• [PROBLEM DESCRIPTION]: Copy each line with the word "text" in it.

• [DATA EXTRACT]:
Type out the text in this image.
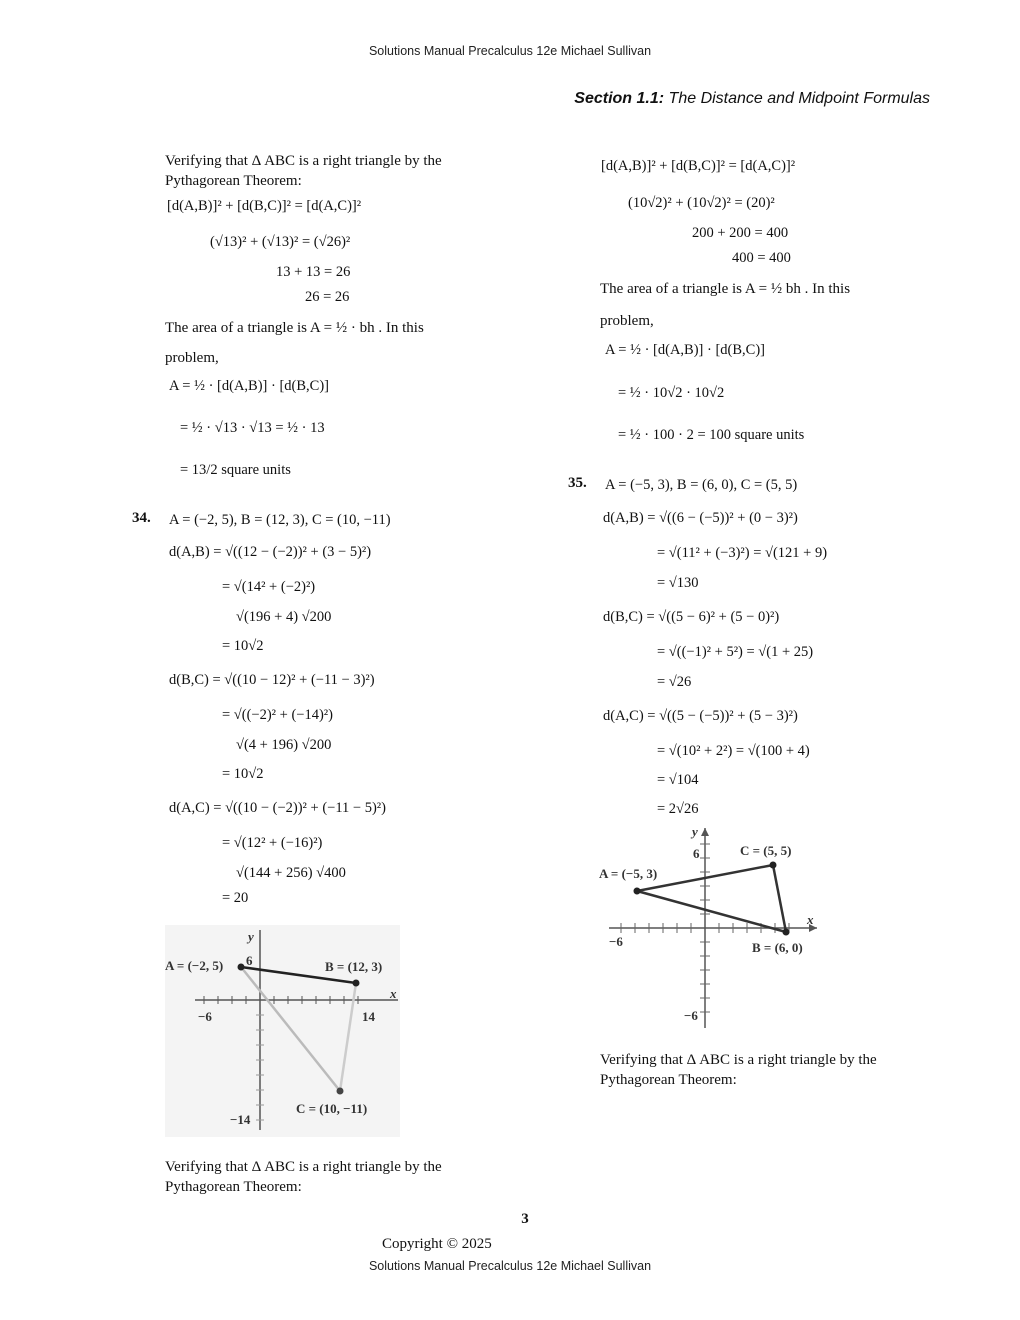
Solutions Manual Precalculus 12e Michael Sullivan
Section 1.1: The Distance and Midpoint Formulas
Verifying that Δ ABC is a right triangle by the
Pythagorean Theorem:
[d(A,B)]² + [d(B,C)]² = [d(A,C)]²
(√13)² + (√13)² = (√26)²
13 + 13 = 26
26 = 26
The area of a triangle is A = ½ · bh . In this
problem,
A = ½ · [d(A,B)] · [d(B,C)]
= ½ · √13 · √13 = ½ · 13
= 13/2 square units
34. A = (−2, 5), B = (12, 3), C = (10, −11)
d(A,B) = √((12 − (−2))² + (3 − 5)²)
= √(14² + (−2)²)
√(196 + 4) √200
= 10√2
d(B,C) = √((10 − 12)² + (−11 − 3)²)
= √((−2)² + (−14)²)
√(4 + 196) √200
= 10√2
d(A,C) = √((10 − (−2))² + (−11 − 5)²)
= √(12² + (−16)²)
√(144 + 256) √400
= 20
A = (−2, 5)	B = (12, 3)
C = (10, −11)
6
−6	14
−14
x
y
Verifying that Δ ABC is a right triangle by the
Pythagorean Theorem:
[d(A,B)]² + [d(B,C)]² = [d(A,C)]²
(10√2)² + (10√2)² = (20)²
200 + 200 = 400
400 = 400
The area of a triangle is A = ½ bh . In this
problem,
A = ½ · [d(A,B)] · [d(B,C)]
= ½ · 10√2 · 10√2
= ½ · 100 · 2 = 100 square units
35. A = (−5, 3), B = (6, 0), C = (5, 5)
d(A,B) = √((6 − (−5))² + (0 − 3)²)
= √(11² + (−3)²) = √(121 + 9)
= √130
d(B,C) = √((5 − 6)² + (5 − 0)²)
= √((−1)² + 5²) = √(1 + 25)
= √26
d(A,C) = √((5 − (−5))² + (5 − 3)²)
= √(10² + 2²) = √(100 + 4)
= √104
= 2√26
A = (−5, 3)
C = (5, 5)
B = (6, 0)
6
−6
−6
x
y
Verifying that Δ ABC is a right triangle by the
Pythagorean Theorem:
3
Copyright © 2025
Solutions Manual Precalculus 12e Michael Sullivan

==

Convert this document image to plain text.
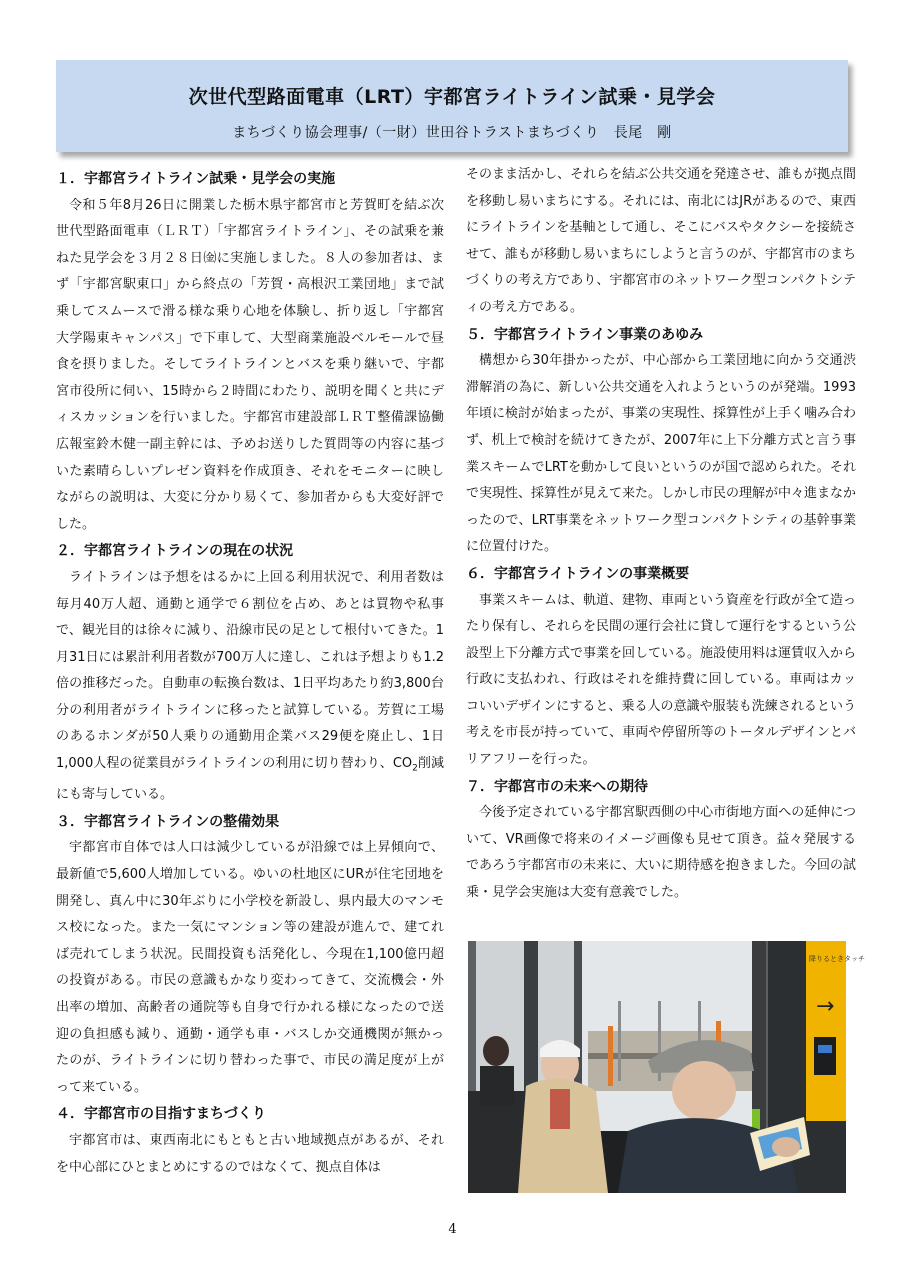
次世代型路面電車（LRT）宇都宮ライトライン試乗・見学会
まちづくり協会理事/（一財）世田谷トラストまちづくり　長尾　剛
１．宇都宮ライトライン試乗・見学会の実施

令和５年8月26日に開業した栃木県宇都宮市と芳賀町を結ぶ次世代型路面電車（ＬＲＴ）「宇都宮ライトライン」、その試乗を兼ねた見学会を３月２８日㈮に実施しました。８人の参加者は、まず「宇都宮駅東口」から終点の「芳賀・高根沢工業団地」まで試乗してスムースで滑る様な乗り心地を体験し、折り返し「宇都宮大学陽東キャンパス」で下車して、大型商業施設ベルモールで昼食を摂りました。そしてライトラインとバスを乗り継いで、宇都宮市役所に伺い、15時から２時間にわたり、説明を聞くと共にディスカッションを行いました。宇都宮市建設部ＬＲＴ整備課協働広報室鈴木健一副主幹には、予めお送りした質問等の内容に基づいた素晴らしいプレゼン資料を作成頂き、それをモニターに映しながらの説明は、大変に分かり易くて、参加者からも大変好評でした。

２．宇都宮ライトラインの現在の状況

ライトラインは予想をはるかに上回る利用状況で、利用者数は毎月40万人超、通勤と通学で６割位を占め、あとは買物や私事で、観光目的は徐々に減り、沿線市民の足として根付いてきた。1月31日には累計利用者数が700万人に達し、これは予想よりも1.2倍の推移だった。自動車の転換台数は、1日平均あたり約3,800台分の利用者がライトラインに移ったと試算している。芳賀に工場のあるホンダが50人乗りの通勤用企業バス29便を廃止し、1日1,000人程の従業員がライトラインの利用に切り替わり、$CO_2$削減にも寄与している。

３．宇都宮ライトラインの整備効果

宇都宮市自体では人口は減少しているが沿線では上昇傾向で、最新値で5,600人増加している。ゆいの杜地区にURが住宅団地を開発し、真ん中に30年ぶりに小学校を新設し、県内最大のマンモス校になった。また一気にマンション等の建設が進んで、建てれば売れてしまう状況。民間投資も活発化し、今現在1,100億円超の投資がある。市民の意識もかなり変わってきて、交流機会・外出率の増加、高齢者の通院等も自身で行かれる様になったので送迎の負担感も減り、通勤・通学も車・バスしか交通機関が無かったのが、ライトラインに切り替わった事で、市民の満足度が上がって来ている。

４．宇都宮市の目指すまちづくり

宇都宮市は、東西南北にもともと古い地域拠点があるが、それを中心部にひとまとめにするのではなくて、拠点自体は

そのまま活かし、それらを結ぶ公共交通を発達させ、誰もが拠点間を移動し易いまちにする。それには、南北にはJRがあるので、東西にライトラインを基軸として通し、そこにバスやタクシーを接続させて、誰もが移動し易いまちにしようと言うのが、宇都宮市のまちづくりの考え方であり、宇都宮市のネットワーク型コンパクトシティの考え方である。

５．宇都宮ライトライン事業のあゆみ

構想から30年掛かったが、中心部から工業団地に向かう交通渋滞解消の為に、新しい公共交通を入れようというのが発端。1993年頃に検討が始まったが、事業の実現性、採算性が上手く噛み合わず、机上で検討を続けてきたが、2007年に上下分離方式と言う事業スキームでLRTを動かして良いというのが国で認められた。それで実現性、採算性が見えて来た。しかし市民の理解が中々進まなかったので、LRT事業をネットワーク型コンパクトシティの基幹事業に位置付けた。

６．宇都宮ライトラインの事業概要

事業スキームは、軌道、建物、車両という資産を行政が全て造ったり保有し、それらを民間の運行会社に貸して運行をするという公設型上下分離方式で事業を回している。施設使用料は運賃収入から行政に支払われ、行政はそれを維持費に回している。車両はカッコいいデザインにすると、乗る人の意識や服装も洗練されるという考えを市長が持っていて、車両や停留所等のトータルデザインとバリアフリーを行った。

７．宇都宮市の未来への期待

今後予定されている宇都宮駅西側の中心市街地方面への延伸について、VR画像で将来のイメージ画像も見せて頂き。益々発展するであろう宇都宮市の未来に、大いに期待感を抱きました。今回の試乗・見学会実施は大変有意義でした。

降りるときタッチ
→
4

• [SOLUTION TO THE PROBLEM]:
Type out the text in this image.
Convert this document image to plain text.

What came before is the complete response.